• **Exercise task**:
Every line that contains "this" counts once; give the total number of such lines, with no other words.

• **The input**:
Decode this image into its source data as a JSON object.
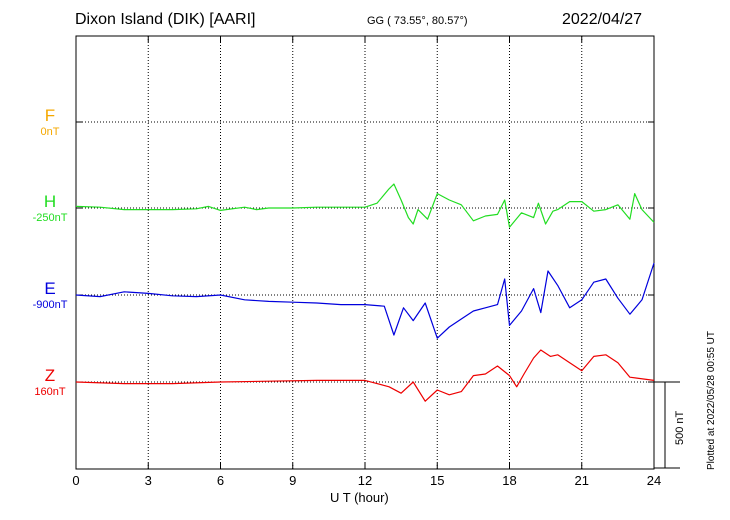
{
  "header": {
    "station": "Dixon Island (DIK)  [AARI]",
    "coords": "GG ( 73.55°,  80.57°)",
    "date": "2022/04/27"
  },
  "footer_note": "Plotted at 2022/05/28 00:55 UT",
  "scale_label": "500 nT",
  "chart_data": {
    "type": "line",
    "xlabel": "U T (hour)",
    "xlim": [
      0,
      24
    ],
    "x_ticks": [
      "0",
      "3",
      "6",
      "9",
      "12",
      "15",
      "18",
      "21",
      "24"
    ],
    "grid": true,
    "scale_bar_nT": 500,
    "series": [
      {
        "name": "F",
        "baseline_label": "0nT",
        "color": "#F5A800",
        "points": []
      },
      {
        "name": "H",
        "baseline_label": "-250nT",
        "color": "#22DD22",
        "points": [
          [
            0,
            10
          ],
          [
            1,
            5
          ],
          [
            2,
            -10
          ],
          [
            3,
            -10
          ],
          [
            4,
            -10
          ],
          [
            5,
            -5
          ],
          [
            5.5,
            10
          ],
          [
            6,
            -15
          ],
          [
            7,
            5
          ],
          [
            7.5,
            -10
          ],
          [
            8,
            0
          ],
          [
            9,
            0
          ],
          [
            10,
            5
          ],
          [
            11,
            5
          ],
          [
            12,
            5
          ],
          [
            12.5,
            30
          ],
          [
            13,
            120
          ],
          [
            13.2,
            150
          ],
          [
            13.5,
            50
          ],
          [
            13.8,
            -60
          ],
          [
            14,
            -100
          ],
          [
            14.2,
            -10
          ],
          [
            14.6,
            -70
          ],
          [
            15,
            90
          ],
          [
            15.5,
            50
          ],
          [
            16,
            20
          ],
          [
            16.5,
            -80
          ],
          [
            17,
            -50
          ],
          [
            17.5,
            -40
          ],
          [
            17.8,
            50
          ],
          [
            18,
            -120
          ],
          [
            18.5,
            -30
          ],
          [
            19,
            -60
          ],
          [
            19.2,
            30
          ],
          [
            19.5,
            -100
          ],
          [
            19.8,
            -20
          ],
          [
            20,
            -10
          ],
          [
            20.5,
            40
          ],
          [
            21,
            40
          ],
          [
            21.5,
            -20
          ],
          [
            22,
            -10
          ],
          [
            22.5,
            20
          ],
          [
            23,
            -70
          ],
          [
            23.2,
            90
          ],
          [
            23.5,
            -10
          ],
          [
            24,
            -90
          ]
        ]
      },
      {
        "name": "E",
        "baseline_label": "-900nT",
        "color": "#0000DD",
        "points": [
          [
            0,
            0
          ],
          [
            1,
            -10
          ],
          [
            2,
            20
          ],
          [
            3,
            10
          ],
          [
            4,
            -5
          ],
          [
            5,
            -10
          ],
          [
            6,
            0
          ],
          [
            7,
            -30
          ],
          [
            8,
            -40
          ],
          [
            9,
            -45
          ],
          [
            10,
            -50
          ],
          [
            11,
            -60
          ],
          [
            12,
            -60
          ],
          [
            12.8,
            -70
          ],
          [
            13.2,
            -250
          ],
          [
            13.6,
            -80
          ],
          [
            14,
            -160
          ],
          [
            14.5,
            -50
          ],
          [
            15,
            -270
          ],
          [
            15.5,
            -200
          ],
          [
            16,
            -150
          ],
          [
            16.5,
            -100
          ],
          [
            17,
            -80
          ],
          [
            17.5,
            -60
          ],
          [
            17.8,
            100
          ],
          [
            18,
            -190
          ],
          [
            18.5,
            -100
          ],
          [
            19,
            40
          ],
          [
            19.3,
            -110
          ],
          [
            19.6,
            150
          ],
          [
            20,
            60
          ],
          [
            20.5,
            -80
          ],
          [
            21,
            -30
          ],
          [
            21.5,
            80
          ],
          [
            22,
            100
          ],
          [
            22.5,
            -20
          ],
          [
            23,
            -120
          ],
          [
            23.5,
            -30
          ],
          [
            24,
            200
          ]
        ]
      },
      {
        "name": "Z",
        "baseline_label": "160nT",
        "color": "#EE0000",
        "points": [
          [
            0,
            0
          ],
          [
            2,
            -10
          ],
          [
            4,
            -10
          ],
          [
            6,
            0
          ],
          [
            8,
            5
          ],
          [
            10,
            10
          ],
          [
            12,
            10
          ],
          [
            13,
            -30
          ],
          [
            13.5,
            -70
          ],
          [
            14,
            0
          ],
          [
            14.5,
            -120
          ],
          [
            15,
            -50
          ],
          [
            15.5,
            -80
          ],
          [
            16,
            -60
          ],
          [
            16.5,
            40
          ],
          [
            17,
            50
          ],
          [
            17.5,
            100
          ],
          [
            18,
            40
          ],
          [
            18.3,
            -30
          ],
          [
            18.6,
            50
          ],
          [
            19,
            150
          ],
          [
            19.3,
            200
          ],
          [
            19.7,
            160
          ],
          [
            20,
            170
          ],
          [
            20.5,
            120
          ],
          [
            21,
            70
          ],
          [
            21.5,
            160
          ],
          [
            22,
            170
          ],
          [
            22.5,
            120
          ],
          [
            23,
            30
          ],
          [
            24,
            10
          ]
        ]
      }
    ]
  }
}
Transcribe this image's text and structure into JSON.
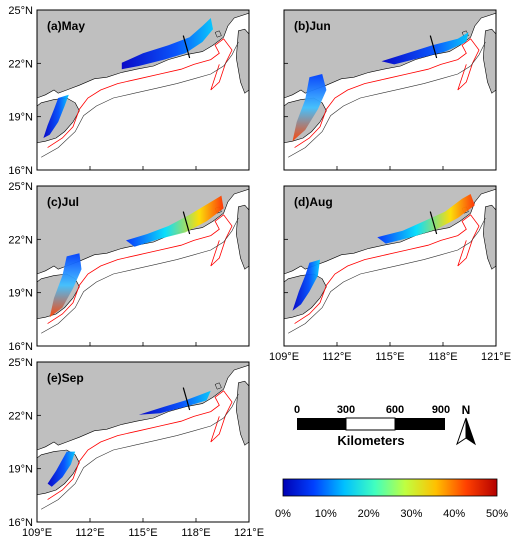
{
  "panels": [
    {
      "id": "may",
      "label": "(a)May"
    },
    {
      "id": "jun",
      "label": "(b)Jun"
    },
    {
      "id": "jul",
      "label": "(c)Jul"
    },
    {
      "id": "aug",
      "label": "(d)Aug"
    },
    {
      "id": "sep",
      "label": "(e)Sep"
    }
  ],
  "lat_ticks": [
    "25°N",
    "22°N",
    "19°N",
    "16°N"
  ],
  "lon_ticks": [
    "109°E",
    "112°E",
    "115°E",
    "118°E",
    "121°E"
  ],
  "scale_bar": {
    "labels": [
      "0",
      "300",
      "600",
      "900"
    ],
    "unit": "Kilometers"
  },
  "north_arrow": {
    "label": "N"
  },
  "colorbar": {
    "ticks": [
      "0%",
      "10%",
      "20%",
      "30%",
      "40%",
      "50%"
    ],
    "colors": [
      "#0000b4",
      "#0040ff",
      "#00c0ff",
      "#40ffc0",
      "#c0ff40",
      "#ffc000",
      "#ff4000",
      "#b40000"
    ]
  },
  "colors": {
    "land": "#bfbfbf",
    "contour_red": "#ff0000",
    "contour_black": "#333333"
  }
}
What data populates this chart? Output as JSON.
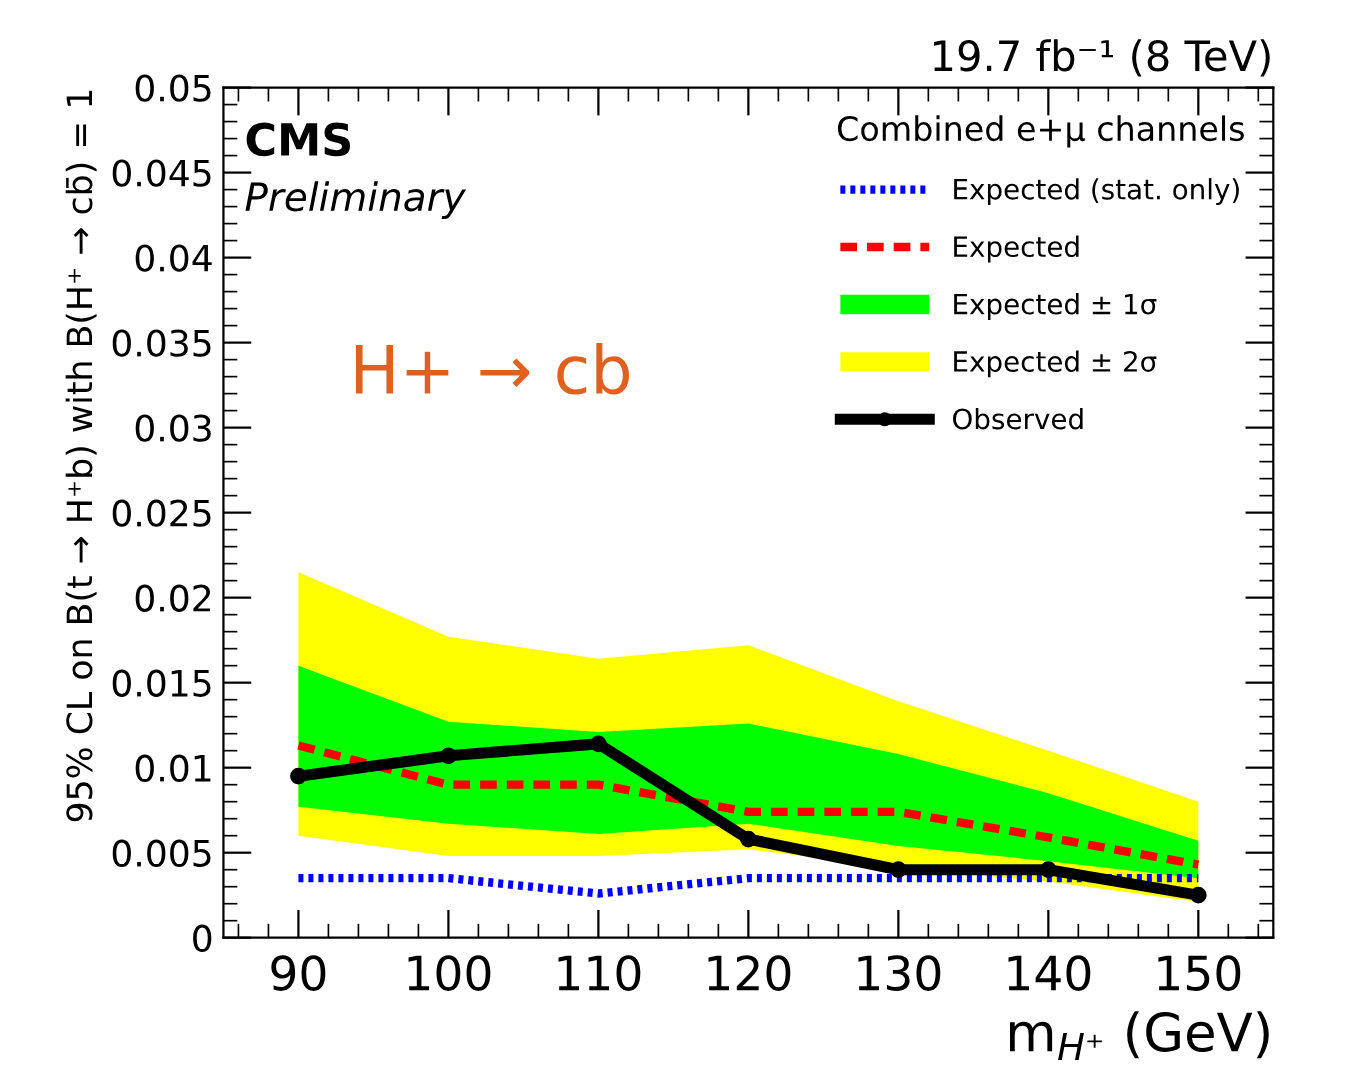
{
  "chart_data": {
    "type": "line",
    "title": "19.7 fb⁻¹ (8 TeV)",
    "xlabel": "m$_{H⁺}$ (GeV)",
    "ylabel": "95% CL on B(t → H⁺b) with B(H⁺ → cb̄) = 1",
    "legend_title": "Combined e+μ channels",
    "annotations": [
      "CMS",
      "Preliminary",
      "H+ → cb"
    ],
    "x": [
      90,
      100,
      110,
      120,
      130,
      140,
      150
    ],
    "series": [
      {
        "name": "Expected (stat. only)",
        "color": "#0000ff",
        "line_style": "dotted",
        "marker": "none",
        "values": [
          0.0035,
          0.0035,
          0.0026,
          0.0035,
          0.0035,
          0.0035,
          0.0035
        ]
      },
      {
        "name": "Expected",
        "color": "#ff0000",
        "line_style": "dashed",
        "marker": "none",
        "values": [
          0.0113,
          0.009,
          0.009,
          0.0074,
          0.0074,
          0.0059,
          0.0043
        ]
      },
      {
        "name": "Expected ± 1σ",
        "color": "#00ff00",
        "values": [
          null,
          null,
          null,
          null,
          null,
          null,
          null
        ],
        "lower": [
          0.0077,
          0.0067,
          0.0061,
          0.0067,
          0.0054,
          0.0045,
          0.0035
        ],
        "upper": [
          0.016,
          0.0127,
          0.0121,
          0.0126,
          0.0108,
          0.0085,
          0.0057
        ]
      },
      {
        "name": "Expected ± 2σ",
        "color": "#ffff00",
        "values": [
          null,
          null,
          null,
          null,
          null,
          null,
          null
        ],
        "lower": [
          0.006,
          0.0048,
          0.0048,
          0.0052,
          0.0041,
          0.0033,
          0.0021
        ],
        "upper": [
          0.0215,
          0.0177,
          0.0164,
          0.0172,
          0.0139,
          0.011,
          0.008
        ]
      },
      {
        "name": "Observed",
        "color": "#000000",
        "line_style": "solid",
        "marker": "circle",
        "values": [
          0.0095,
          0.0107,
          0.0114,
          0.0058,
          0.004,
          0.004,
          0.0025
        ]
      }
    ],
    "xlim": [
      85,
      155
    ],
    "xticks": [
      90,
      100,
      110,
      120,
      130,
      140,
      150
    ],
    "ylim": [
      0,
      0.05
    ],
    "yticks": [
      {
        "value": 0,
        "label": "0"
      },
      0.005,
      0.01,
      0.015,
      0.02,
      0.025,
      0.03,
      0.035,
      0.04,
      0.045,
      0.05
    ],
    "grid": false,
    "legend": "top right"
  }
}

• **Correct output**:
3